---------- RECORDS FOR THIS EXERCISE ----------

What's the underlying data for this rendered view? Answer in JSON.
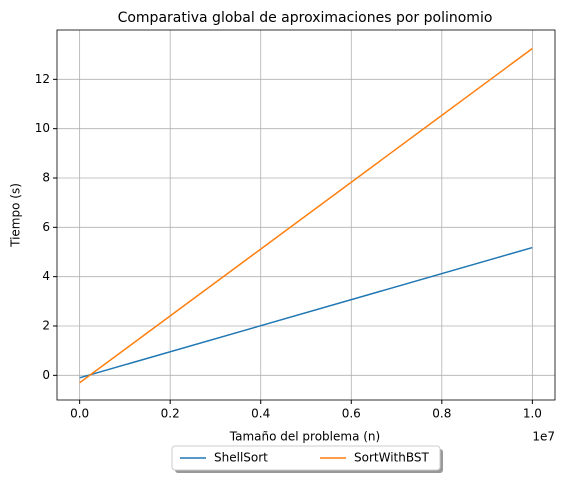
{
  "chart_data": {
    "type": "line",
    "title": "Comparativa global de aproximaciones por polinomio",
    "x_label": "Tamaño del problema (n)",
    "y_label": "Tiempo (s)",
    "x_offset_label": "1e7",
    "x": [
      0,
      10000000
    ],
    "series": [
      {
        "name": "ShellSort",
        "color": "#1f77b4",
        "values": [
          -0.1,
          5.18
        ]
      },
      {
        "name": "SortWithBST",
        "color": "#ff7f0e",
        "values": [
          -0.3,
          13.25
        ]
      }
    ],
    "xlim": [
      -500000,
      10500000
    ],
    "xticks": [
      {
        "value": 0,
        "label": "0.0"
      },
      {
        "value": 2000000,
        "label": "0.2"
      },
      {
        "value": 4000000,
        "label": "0.4"
      },
      {
        "value": 6000000,
        "label": "0.6"
      },
      {
        "value": 8000000,
        "label": "0.8"
      },
      {
        "value": 10000000,
        "label": "1.0"
      }
    ],
    "ylim": [
      -1,
      14
    ],
    "yticks": [
      0,
      2,
      4,
      6,
      8,
      10,
      12
    ],
    "grid": true,
    "legend": "lower center"
  }
}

----------

▶ EXERCISE REQUIREMENTS
The records above must be transcribed exactly. Pictures are left out of the copy.

▶ TASK RESULT
What's the underlying data for this rendered view? Answer in JSON.
{
  "chart_data": {
    "type": "line",
    "title": "Comparativa global de aproximaciones por polinomio",
    "x_label": "Tamaño del problema (n)",
    "y_label": "Tiempo (s)",
    "x_offset_label": "1e7",
    "x": [
      0,
      10000000
    ],
    "series": [
      {
        "name": "ShellSort",
        "color": "#1f77b4",
        "values": [
          -0.1,
          5.18
        ]
      },
      {
        "name": "SortWithBST",
        "color": "#ff7f0e",
        "values": [
          -0.3,
          13.25
        ]
      }
    ],
    "xlim": [
      -500000,
      10500000
    ],
    "xticks": [
      {
        "value": 0,
        "label": "0.0"
      },
      {
        "value": 2000000,
        "label": "0.2"
      },
      {
        "value": 4000000,
        "label": "0.4"
      },
      {
        "value": 6000000,
        "label": "0.6"
      },
      {
        "value": 8000000,
        "label": "0.8"
      },
      {
        "value": 10000000,
        "label": "1.0"
      }
    ],
    "ylim": [
      -1,
      14
    ],
    "yticks": [
      0,
      2,
      4,
      6,
      8,
      10,
      12
    ],
    "grid": true,
    "legend": "lower center"
  }
}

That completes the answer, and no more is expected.